## DATA FOR THIS TASK
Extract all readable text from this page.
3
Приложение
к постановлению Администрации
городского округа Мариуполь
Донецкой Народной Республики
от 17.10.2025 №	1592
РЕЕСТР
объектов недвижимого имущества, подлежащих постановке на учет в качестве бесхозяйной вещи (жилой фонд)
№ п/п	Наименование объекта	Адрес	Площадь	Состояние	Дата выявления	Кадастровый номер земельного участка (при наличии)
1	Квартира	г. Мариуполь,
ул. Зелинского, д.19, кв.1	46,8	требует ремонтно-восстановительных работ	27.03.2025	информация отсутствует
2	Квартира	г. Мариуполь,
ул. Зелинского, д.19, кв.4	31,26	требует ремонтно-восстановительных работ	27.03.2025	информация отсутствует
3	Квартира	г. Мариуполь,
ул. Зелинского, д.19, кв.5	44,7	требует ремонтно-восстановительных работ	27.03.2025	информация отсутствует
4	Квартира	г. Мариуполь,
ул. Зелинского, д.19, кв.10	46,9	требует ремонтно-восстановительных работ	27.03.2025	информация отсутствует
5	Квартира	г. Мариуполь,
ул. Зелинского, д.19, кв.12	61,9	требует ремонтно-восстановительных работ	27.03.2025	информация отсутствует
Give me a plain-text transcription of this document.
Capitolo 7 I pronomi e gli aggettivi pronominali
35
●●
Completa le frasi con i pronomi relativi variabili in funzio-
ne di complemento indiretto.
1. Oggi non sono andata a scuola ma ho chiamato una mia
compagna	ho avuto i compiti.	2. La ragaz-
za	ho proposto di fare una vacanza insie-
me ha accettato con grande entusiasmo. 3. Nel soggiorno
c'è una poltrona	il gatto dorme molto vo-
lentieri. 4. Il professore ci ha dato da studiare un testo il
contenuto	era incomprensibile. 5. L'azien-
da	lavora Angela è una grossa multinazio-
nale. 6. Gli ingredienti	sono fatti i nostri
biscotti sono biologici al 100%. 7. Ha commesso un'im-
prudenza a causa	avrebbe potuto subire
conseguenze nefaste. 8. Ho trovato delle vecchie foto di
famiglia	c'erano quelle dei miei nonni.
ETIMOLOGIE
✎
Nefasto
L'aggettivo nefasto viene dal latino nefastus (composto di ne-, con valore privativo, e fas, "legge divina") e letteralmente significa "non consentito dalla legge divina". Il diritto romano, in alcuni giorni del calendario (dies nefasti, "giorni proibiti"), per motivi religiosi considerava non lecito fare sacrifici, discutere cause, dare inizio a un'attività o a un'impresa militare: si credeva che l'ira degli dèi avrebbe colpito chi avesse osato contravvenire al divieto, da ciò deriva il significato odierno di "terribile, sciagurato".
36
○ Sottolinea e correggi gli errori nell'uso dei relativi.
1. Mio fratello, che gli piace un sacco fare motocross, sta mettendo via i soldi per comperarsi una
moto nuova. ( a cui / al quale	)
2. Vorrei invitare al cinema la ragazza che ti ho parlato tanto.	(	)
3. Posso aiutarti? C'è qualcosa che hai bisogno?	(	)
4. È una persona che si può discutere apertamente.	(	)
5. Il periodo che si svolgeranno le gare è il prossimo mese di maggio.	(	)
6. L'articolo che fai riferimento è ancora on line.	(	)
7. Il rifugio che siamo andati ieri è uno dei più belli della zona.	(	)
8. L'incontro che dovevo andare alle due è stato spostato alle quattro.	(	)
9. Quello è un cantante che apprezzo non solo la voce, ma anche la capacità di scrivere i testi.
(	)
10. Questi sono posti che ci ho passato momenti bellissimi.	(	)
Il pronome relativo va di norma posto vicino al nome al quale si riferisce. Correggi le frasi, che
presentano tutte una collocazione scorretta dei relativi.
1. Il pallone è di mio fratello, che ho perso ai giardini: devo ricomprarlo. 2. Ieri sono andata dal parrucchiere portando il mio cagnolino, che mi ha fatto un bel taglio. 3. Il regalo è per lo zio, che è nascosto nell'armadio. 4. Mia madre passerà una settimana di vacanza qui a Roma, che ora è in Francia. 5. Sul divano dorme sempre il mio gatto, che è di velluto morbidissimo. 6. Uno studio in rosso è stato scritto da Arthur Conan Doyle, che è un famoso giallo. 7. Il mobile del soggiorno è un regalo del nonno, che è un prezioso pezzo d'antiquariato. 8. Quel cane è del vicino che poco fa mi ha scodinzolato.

## EXERCISE TASK
Look through the listing and extract every line with "работ" in it.

## OUTPUT OF THE TASK
ул. Зелинского, д.19, кв.1	46,8	требует ремонтно-восстановительных работ	27.03.2025	информация отсутствует
ул. Зелинского, д.19, кв.4	31,26	требует ремонтно-восстановительных работ	27.03.2025	информация отсутствует
ул. Зелинского, д.19, кв.5	44,7	требует ремонтно-восстановительных работ	27.03.2025	информация отсутствует
ул. Зелинского, д.19, кв.10	46,9	требует ремонтно-восстановительных работ	27.03.2025	информация отсутствует
ул. Зелинского, д.19, кв.12	61,9	требует ремонтно-восстановительных работ	27.03.2025	информация отсутствует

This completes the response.